**Task prompt**
Write out the data again in full, exactly as it reads.
+++ Dataset entries +++
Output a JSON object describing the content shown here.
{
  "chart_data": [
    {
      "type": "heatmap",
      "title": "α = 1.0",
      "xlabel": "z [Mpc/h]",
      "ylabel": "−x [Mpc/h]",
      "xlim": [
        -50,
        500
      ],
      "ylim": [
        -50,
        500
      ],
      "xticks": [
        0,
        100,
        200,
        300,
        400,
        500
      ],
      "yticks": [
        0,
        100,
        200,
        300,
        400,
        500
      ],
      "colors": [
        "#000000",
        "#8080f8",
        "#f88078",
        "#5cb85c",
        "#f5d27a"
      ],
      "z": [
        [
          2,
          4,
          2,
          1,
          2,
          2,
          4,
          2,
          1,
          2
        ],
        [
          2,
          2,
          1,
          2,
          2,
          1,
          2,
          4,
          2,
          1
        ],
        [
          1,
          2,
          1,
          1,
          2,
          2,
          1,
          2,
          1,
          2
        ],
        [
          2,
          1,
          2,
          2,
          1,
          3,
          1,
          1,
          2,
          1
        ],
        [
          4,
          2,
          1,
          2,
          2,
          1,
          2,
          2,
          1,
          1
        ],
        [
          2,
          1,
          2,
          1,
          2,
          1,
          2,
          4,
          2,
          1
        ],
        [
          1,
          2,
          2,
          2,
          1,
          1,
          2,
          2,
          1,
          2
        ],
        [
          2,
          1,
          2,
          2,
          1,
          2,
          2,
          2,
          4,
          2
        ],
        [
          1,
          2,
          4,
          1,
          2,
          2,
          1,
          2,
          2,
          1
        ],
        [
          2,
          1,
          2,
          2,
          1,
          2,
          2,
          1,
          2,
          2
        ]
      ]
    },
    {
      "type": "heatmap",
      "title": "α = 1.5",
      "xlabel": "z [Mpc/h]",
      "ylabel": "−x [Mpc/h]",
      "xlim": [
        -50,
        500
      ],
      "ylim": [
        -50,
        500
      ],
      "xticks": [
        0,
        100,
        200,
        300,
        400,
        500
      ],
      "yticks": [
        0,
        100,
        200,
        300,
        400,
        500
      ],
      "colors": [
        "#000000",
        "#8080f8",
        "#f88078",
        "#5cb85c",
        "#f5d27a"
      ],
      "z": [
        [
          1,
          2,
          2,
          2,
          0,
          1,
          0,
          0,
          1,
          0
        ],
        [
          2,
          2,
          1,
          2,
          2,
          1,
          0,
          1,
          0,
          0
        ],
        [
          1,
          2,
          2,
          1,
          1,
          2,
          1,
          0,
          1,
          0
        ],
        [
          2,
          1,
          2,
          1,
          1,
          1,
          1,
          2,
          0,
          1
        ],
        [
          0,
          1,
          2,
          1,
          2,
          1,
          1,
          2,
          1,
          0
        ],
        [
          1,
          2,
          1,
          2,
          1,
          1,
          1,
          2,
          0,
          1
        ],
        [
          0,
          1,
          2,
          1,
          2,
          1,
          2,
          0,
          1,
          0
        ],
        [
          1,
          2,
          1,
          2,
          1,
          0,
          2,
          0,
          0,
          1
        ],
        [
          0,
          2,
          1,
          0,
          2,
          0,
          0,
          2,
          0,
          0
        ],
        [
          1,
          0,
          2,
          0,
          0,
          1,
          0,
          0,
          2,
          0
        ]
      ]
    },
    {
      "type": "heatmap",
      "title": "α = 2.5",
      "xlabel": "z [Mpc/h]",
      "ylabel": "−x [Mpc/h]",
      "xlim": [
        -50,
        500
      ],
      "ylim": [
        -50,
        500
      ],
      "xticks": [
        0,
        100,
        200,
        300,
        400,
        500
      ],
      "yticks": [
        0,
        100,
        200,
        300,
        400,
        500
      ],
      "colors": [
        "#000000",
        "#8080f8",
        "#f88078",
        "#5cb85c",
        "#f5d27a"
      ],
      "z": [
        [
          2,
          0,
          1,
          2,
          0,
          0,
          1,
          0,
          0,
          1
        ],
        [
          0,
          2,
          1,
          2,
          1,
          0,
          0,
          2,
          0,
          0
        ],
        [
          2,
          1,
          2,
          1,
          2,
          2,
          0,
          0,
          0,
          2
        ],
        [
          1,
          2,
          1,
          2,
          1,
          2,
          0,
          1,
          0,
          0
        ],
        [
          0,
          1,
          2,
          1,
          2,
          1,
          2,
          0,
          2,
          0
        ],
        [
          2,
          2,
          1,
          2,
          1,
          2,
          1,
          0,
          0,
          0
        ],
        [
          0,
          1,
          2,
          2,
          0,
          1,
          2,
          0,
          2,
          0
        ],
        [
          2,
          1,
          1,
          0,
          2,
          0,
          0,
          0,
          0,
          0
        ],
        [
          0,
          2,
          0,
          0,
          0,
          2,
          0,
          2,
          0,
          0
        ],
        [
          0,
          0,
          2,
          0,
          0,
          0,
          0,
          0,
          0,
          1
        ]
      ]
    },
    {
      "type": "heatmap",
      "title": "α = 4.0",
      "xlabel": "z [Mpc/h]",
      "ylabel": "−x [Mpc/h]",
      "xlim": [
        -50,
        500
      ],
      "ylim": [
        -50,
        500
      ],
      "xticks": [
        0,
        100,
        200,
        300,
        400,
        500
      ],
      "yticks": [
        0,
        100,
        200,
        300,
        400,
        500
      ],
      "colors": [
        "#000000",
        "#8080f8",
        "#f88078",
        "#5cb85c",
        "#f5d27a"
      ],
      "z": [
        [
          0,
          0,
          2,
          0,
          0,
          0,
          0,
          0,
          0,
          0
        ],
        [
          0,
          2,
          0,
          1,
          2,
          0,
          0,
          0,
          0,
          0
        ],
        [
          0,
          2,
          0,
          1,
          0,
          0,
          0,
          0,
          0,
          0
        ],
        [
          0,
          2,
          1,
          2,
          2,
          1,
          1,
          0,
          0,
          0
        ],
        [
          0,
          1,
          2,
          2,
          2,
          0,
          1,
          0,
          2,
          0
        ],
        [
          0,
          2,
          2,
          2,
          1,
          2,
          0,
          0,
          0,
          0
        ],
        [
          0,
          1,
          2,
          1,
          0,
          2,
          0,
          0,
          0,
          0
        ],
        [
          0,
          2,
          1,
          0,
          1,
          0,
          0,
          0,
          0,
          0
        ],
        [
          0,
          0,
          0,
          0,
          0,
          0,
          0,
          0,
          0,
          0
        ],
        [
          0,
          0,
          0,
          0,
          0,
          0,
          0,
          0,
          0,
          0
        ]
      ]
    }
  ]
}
+++
**Response for this exercise**
Output a JSON object describing the content shown here.
{
  "chart_data": [
    {
      "type": "heatmap",
      "title": "α = 1.0",
      "xlabel": "z [Mpc/h]",
      "ylabel": "−x [Mpc/h]",
      "xlim": [
        -50,
        500
      ],
      "ylim": [
        -50,
        500
      ],
      "xticks": [
        0,
        100,
        200,
        300,
        400,
        500
      ],
      "yticks": [
        0,
        100,
        200,
        300,
        400,
        500
      ],
      "colors": [
        "#000000",
        "#8080f8",
        "#f88078",
        "#5cb85c",
        "#f5d27a"
      ],
      "z": [
        [
          2,
          4,
          2,
          1,
          2,
          2,
          4,
          2,
          1,
          2
        ],
        [
          2,
          2,
          1,
          2,
          2,
          1,
          2,
          4,
          2,
          1
        ],
        [
          1,
          2,
          1,
          1,
          2,
          2,
          1,
          2,
          1,
          2
        ],
        [
          2,
          1,
          2,
          2,
          1,
          3,
          1,
          1,
          2,
          1
        ],
        [
          4,
          2,
          1,
          2,
          2,
          1,
          2,
          2,
          1,
          1
        ],
        [
          2,
          1,
          2,
          1,
          2,
          1,
          2,
          4,
          2,
          1
        ],
        [
          1,
          2,
          2,
          2,
          1,
          1,
          2,
          2,
          1,
          2
        ],
        [
          2,
          1,
          2,
          2,
          1,
          2,
          2,
          2,
          4,
          2
        ],
        [
          1,
          2,
          4,
          1,
          2,
          2,
          1,
          2,
          2,
          1
        ],
        [
          2,
          1,
          2,
          2,
          1,
          2,
          2,
          1,
          2,
          2
        ]
      ]
    },
    {
      "type": "heatmap",
      "title": "α = 1.5",
      "xlabel": "z [Mpc/h]",
      "ylabel": "−x [Mpc/h]",
      "xlim": [
        -50,
        500
      ],
      "ylim": [
        -50,
        500
      ],
      "xticks": [
        0,
        100,
        200,
        300,
        400,
        500
      ],
      "yticks": [
        0,
        100,
        200,
        300,
        400,
        500
      ],
      "colors": [
        "#000000",
        "#8080f8",
        "#f88078",
        "#5cb85c",
        "#f5d27a"
      ],
      "z": [
        [
          1,
          2,
          2,
          2,
          0,
          1,
          0,
          0,
          1,
          0
        ],
        [
          2,
          2,
          1,
          2,
          2,
          1,
          0,
          1,
          0,
          0
        ],
        [
          1,
          2,
          2,
          1,
          1,
          2,
          1,
          0,
          1,
          0
        ],
        [
          2,
          1,
          2,
          1,
          1,
          1,
          1,
          2,
          0,
          1
        ],
        [
          0,
          1,
          2,
          1,
          2,
          1,
          1,
          2,
          1,
          0
        ],
        [
          1,
          2,
          1,
          2,
          1,
          1,
          1,
          2,
          0,
          1
        ],
        [
          0,
          1,
          2,
          1,
          2,
          1,
          2,
          0,
          1,
          0
        ],
        [
          1,
          2,
          1,
          2,
          1,
          0,
          2,
          0,
          0,
          1
        ],
        [
          0,
          2,
          1,
          0,
          2,
          0,
          0,
          2,
          0,
          0
        ],
        [
          1,
          0,
          2,
          0,
          0,
          1,
          0,
          0,
          2,
          0
        ]
      ]
    },
    {
      "type": "heatmap",
      "title": "α = 2.5",
      "xlabel": "z [Mpc/h]",
      "ylabel": "−x [Mpc/h]",
      "xlim": [
        -50,
        500
      ],
      "ylim": [
        -50,
        500
      ],
      "xticks": [
        0,
        100,
        200,
        300,
        400,
        500
      ],
      "yticks": [
        0,
        100,
        200,
        300,
        400,
        500
      ],
      "colors": [
        "#000000",
        "#8080f8",
        "#f88078",
        "#5cb85c",
        "#f5d27a"
      ],
      "z": [
        [
          2,
          0,
          1,
          2,
          0,
          0,
          1,
          0,
          0,
          1
        ],
        [
          0,
          2,
          1,
          2,
          1,
          0,
          0,
          2,
          0,
          0
        ],
        [
          2,
          1,
          2,
          1,
          2,
          2,
          0,
          0,
          0,
          2
        ],
        [
          1,
          2,
          1,
          2,
          1,
          2,
          0,
          1,
          0,
          0
        ],
        [
          0,
          1,
          2,
          1,
          2,
          1,
          2,
          0,
          2,
          0
        ],
        [
          2,
          2,
          1,
          2,
          1,
          2,
          1,
          0,
          0,
          0
        ],
        [
          0,
          1,
          2,
          2,
          0,
          1,
          2,
          0,
          2,
          0
        ],
        [
          2,
          1,
          1,
          0,
          2,
          0,
          0,
          0,
          0,
          0
        ],
        [
          0,
          2,
          0,
          0,
          0,
          2,
          0,
          2,
          0,
          0
        ],
        [
          0,
          0,
          2,
          0,
          0,
          0,
          0,
          0,
          0,
          1
        ]
      ]
    },
    {
      "type": "heatmap",
      "title": "α = 4.0",
      "xlabel": "z [Mpc/h]",
      "ylabel": "−x [Mpc/h]",
      "xlim": [
        -50,
        500
      ],
      "ylim": [
        -50,
        500
      ],
      "xticks": [
        0,
        100,
        200,
        300,
        400,
        500
      ],
      "yticks": [
        0,
        100,
        200,
        300,
        400,
        500
      ],
      "colors": [
        "#000000",
        "#8080f8",
        "#f88078",
        "#5cb85c",
        "#f5d27a"
      ],
      "z": [
        [
          0,
          0,
          2,
          0,
          0,
          0,
          0,
          0,
          0,
          0
        ],
        [
          0,
          2,
          0,
          1,
          2,
          0,
          0,
          0,
          0,
          0
        ],
        [
          0,
          2,
          0,
          1,
          0,
          0,
          0,
          0,
          0,
          0
        ],
        [
          0,
          2,
          1,
          2,
          2,
          1,
          1,
          0,
          0,
          0
        ],
        [
          0,
          1,
          2,
          2,
          2,
          0,
          1,
          0,
          2,
          0
        ],
        [
          0,
          2,
          2,
          2,
          1,
          2,
          0,
          0,
          0,
          0
        ],
        [
          0,
          1,
          2,
          1,
          0,
          2,
          0,
          0,
          0,
          0
        ],
        [
          0,
          2,
          1,
          0,
          1,
          0,
          0,
          0,
          0,
          0
        ],
        [
          0,
          0,
          0,
          0,
          0,
          0,
          0,
          0,
          0,
          0
        ],
        [
          0,
          0,
          0,
          0,
          0,
          0,
          0,
          0,
          0,
          0
        ]
      ]
    }
  ]
}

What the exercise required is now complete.